Set down each line of the data below exactly as it stands, dropping the pictures.

-------- Dataset entries --------

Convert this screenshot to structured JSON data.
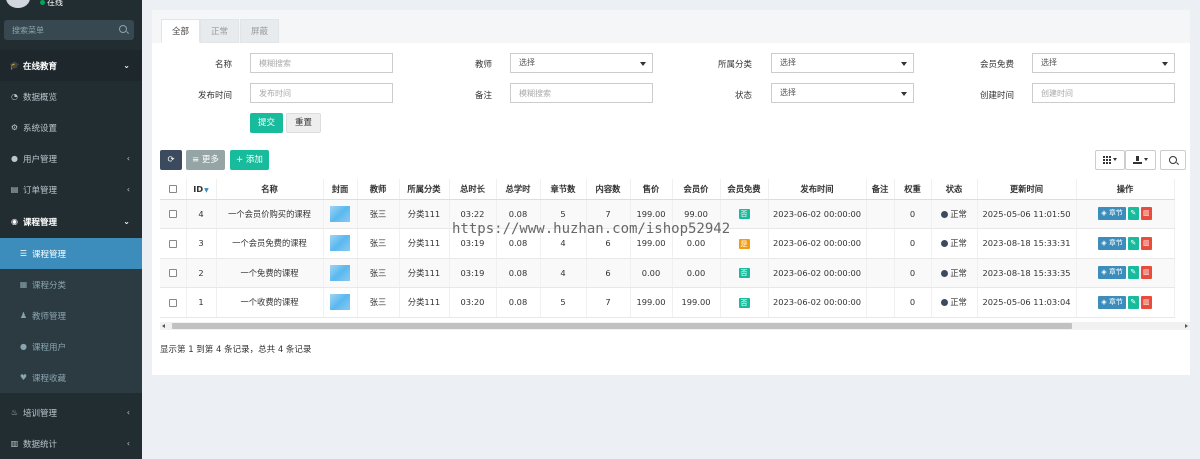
{
  "sidebar": {
    "status": "在线",
    "search_placeholder": "搜索菜单",
    "header": {
      "label": "在线教育",
      "icon": "graduation-cap-icon"
    },
    "items": [
      {
        "label": "数据概览",
        "icon": "dashboard-icon"
      },
      {
        "label": "系统设置",
        "icon": "cogs-icon"
      },
      {
        "label": "用户管理",
        "icon": "user-icon"
      },
      {
        "label": "订单管理",
        "icon": "order-icon"
      },
      {
        "label": "课程管理",
        "icon": "circle-icon"
      },
      {
        "label": "课程管理",
        "icon": "list-icon"
      },
      {
        "label": "课程分类",
        "icon": "th-icon"
      },
      {
        "label": "教师管理",
        "icon": "teacher-icon"
      },
      {
        "label": "课程用户",
        "icon": "user-icon"
      },
      {
        "label": "课程收藏",
        "icon": "heart-icon"
      },
      {
        "label": "培训管理",
        "icon": "fire-icon"
      },
      {
        "label": "数据统计",
        "icon": "bar-chart-icon"
      }
    ]
  },
  "tabs": [
    "全部",
    "正常",
    "屏蔽"
  ],
  "filters": {
    "name": {
      "label": "名称",
      "placeholder": "模糊搜索"
    },
    "teacher": {
      "label": "教师",
      "value": "选择"
    },
    "category": {
      "label": "所属分类",
      "value": "选择"
    },
    "member_free": {
      "label": "会员免费",
      "value": "选择"
    },
    "publish_time": {
      "label": "发布时间",
      "placeholder": "发布时间"
    },
    "remark": {
      "label": "备注",
      "placeholder": "模糊搜索"
    },
    "status": {
      "label": "状态",
      "value": "选择"
    },
    "create_time": {
      "label": "创建时间",
      "placeholder": "创建时间"
    },
    "submit": "提交",
    "reset": "重置"
  },
  "toolbar": {
    "more": "更多",
    "add": "添加"
  },
  "table": {
    "columns": [
      "ID",
      "名称",
      "封面",
      "教师",
      "所属分类",
      "总时长",
      "总学时",
      "章节数",
      "内容数",
      "售价",
      "会员价",
      "会员免费",
      "发布时间",
      "备注",
      "权重",
      "状态",
      "更新时间",
      "操作"
    ],
    "rows": [
      {
        "id": "4",
        "name": "一个会员价购买的课程",
        "teacher": "张三",
        "category": "分类111",
        "duration": "03:22",
        "hours": "0.08",
        "chapters": "5",
        "contents": "7",
        "price": "199.00",
        "member_price": "99.00",
        "member_free": "否",
        "publish": "2023-06-02 00:00:00",
        "remark": "",
        "weight": "0",
        "status": "正常",
        "updated": "2025-05-06 11:01:50"
      },
      {
        "id": "3",
        "name": "一个会员免费的课程",
        "teacher": "张三",
        "category": "分类111",
        "duration": "03:19",
        "hours": "0.08",
        "chapters": "4",
        "contents": "6",
        "price": "199.00",
        "member_price": "0.00",
        "member_free": "是",
        "publish": "2023-06-02 00:00:00",
        "remark": "",
        "weight": "0",
        "status": "正常",
        "updated": "2023-08-18 15:33:31"
      },
      {
        "id": "2",
        "name": "一个免费的课程",
        "teacher": "张三",
        "category": "分类111",
        "duration": "03:19",
        "hours": "0.08",
        "chapters": "4",
        "contents": "6",
        "price": "0.00",
        "member_price": "0.00",
        "member_free": "否",
        "publish": "2023-06-02 00:00:00",
        "remark": "",
        "weight": "0",
        "status": "正常",
        "updated": "2023-08-18 15:33:35"
      },
      {
        "id": "1",
        "name": "一个收费的课程",
        "teacher": "张三",
        "category": "分类111",
        "duration": "03:20",
        "hours": "0.08",
        "chapters": "5",
        "contents": "7",
        "price": "199.00",
        "member_price": "199.00",
        "member_free": "否",
        "publish": "2023-06-02 00:00:00",
        "remark": "",
        "weight": "0",
        "status": "正常",
        "updated": "2025-05-06 11:03:04"
      }
    ],
    "op_chapter": "章节"
  },
  "footer": "显示第 1 到第 4 条记录，总共 4 条记录",
  "watermark": "https://www.huzhan.com/ishop52942",
  "colors": {
    "sidebar_bg": "#222d32",
    "active": "#3c8dbc",
    "success": "#18bc9c",
    "danger": "#e74c3c",
    "warning": "#f39c12"
  }
}
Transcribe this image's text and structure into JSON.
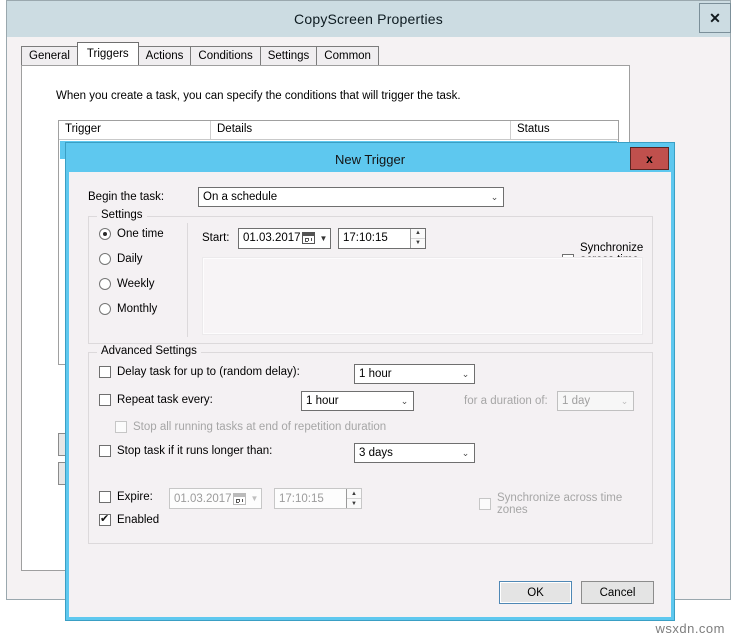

--------

#### Correct answer
Convert this screenshot to structured JSON data.
{
  "sidebar": {
    "status": "在线",
    "search_placeholder": "搜索菜单",
    "header": {
      "label": "在线教育",
      "icon": "graduation-cap-icon"
    },
    "items": [
      {
        "label": "数据概览",
        "icon": "dashboard-icon"
      },
      {
        "label": "系统设置",
        "icon": "cogs-icon"
      },
      {
        "label": "用户管理",
        "icon": "user-icon"
      },
      {
        "label": "订单管理",
        "icon": "order-icon"
      },
      {
        "label": "课程管理",
        "icon": "circle-icon"
      },
      {
        "label": "课程管理",
        "icon": "list-icon"
      },
      {
        "label": "课程分类",
        "icon": "th-icon"
      },
      {
        "label": "教师管理",
        "icon": "teacher-icon"
      },
      {
        "label": "课程用户",
        "icon": "user-icon"
      },
      {
        "label": "课程收藏",
        "icon": "heart-icon"
      },
      {
        "label": "培训管理",
        "icon": "fire-icon"
      },
      {
        "label": "数据统计",
        "icon": "bar-chart-icon"
      }
    ]
  },
  "tabs": [
    "全部",
    "正常",
    "屏蔽"
  ],
  "filters": {
    "name": {
      "label": "名称",
      "placeholder": "模糊搜索"
    },
    "teacher": {
      "label": "教师",
      "value": "选择"
    },
    "category": {
      "label": "所属分类",
      "value": "选择"
    },
    "member_free": {
      "label": "会员免费",
      "value": "选择"
    },
    "publish_time": {
      "label": "发布时间",
      "placeholder": "发布时间"
    },
    "remark": {
      "label": "备注",
      "placeholder": "模糊搜索"
    },
    "status": {
      "label": "状态",
      "value": "选择"
    },
    "create_time": {
      "label": "创建时间",
      "placeholder": "创建时间"
    },
    "submit": "提交",
    "reset": "重置"
  },
  "toolbar": {
    "more": "更多",
    "add": "添加"
  },
  "table": {
    "columns": [
      "ID",
      "名称",
      "封面",
      "教师",
      "所属分类",
      "总时长",
      "总学时",
      "章节数",
      "内容数",
      "售价",
      "会员价",
      "会员免费",
      "发布时间",
      "备注",
      "权重",
      "状态",
      "更新时间",
      "操作"
    ],
    "rows": [
      {
        "id": "4",
        "name": "一个会员价购买的课程",
        "teacher": "张三",
        "category": "分类111",
        "duration": "03:22",
        "hours": "0.08",
        "chapters": "5",
        "contents": "7",
        "price": "199.00",
        "member_price": "99.00",
        "member_free": "否",
        "publish": "2023-06-02 00:00:00",
        "remark": "",
        "weight": "0",
        "status": "正常",
        "updated": "2025-05-06 11:01:50"
      },
      {
        "id": "3",
        "name": "一个会员免费的课程",
        "teacher": "张三",
        "category": "分类111",
        "duration": "03:19",
        "hours": "0.08",
        "chapters": "4",
        "contents": "6",
        "price": "199.00",
        "member_price": "0.00",
        "member_free": "是",
        "publish": "2023-06-02 00:00:00",
        "remark": "",
        "weight": "0",
        "status": "正常",
        "updated": "2023-08-18 15:33:31"
      },
      {
        "id": "2",
        "name": "一个免费的课程",
        "teacher": "张三",
        "category": "分类111",
        "duration": "03:19",
        "hours": "0.08",
        "chapters": "4",
        "contents": "6",
        "price": "0.00",
        "member_price": "0.00",
        "member_free": "否",
        "publish": "2023-06-02 00:00:00",
        "remark": "",
        "weight": "0",
        "status": "正常",
        "updated": "2023-08-18 15:33:35"
      },
      {
        "id": "1",
        "name": "一个收费的课程",
        "teacher": "张三",
        "category": "分类111",
        "duration": "03:20",
        "hours": "0.08",
        "chapters": "5",
        "contents": "7",
        "price": "199.00",
        "member_price": "199.00",
        "member_free": "否",
        "publish": "2023-06-02 00:00:00",
        "remark": "",
        "weight": "0",
        "status": "正常",
        "updated": "2025-05-06 11:03:04"
      }
    ],
    "op_chapter": "章节"
  },
  "footer": "显示第 1 到第 4 条记录，总共 4 条记录",
  "watermark": "https://www.huzhan.com/ishop52942",
  "colors": {
    "sidebar_bg": "#222d32",
    "active": "#3c8dbc",
    "success": "#18bc9c",
    "danger": "#e74c3c",
    "warning": "#f39c12"
  }
}
Transcribe this image's text and structure into JSON.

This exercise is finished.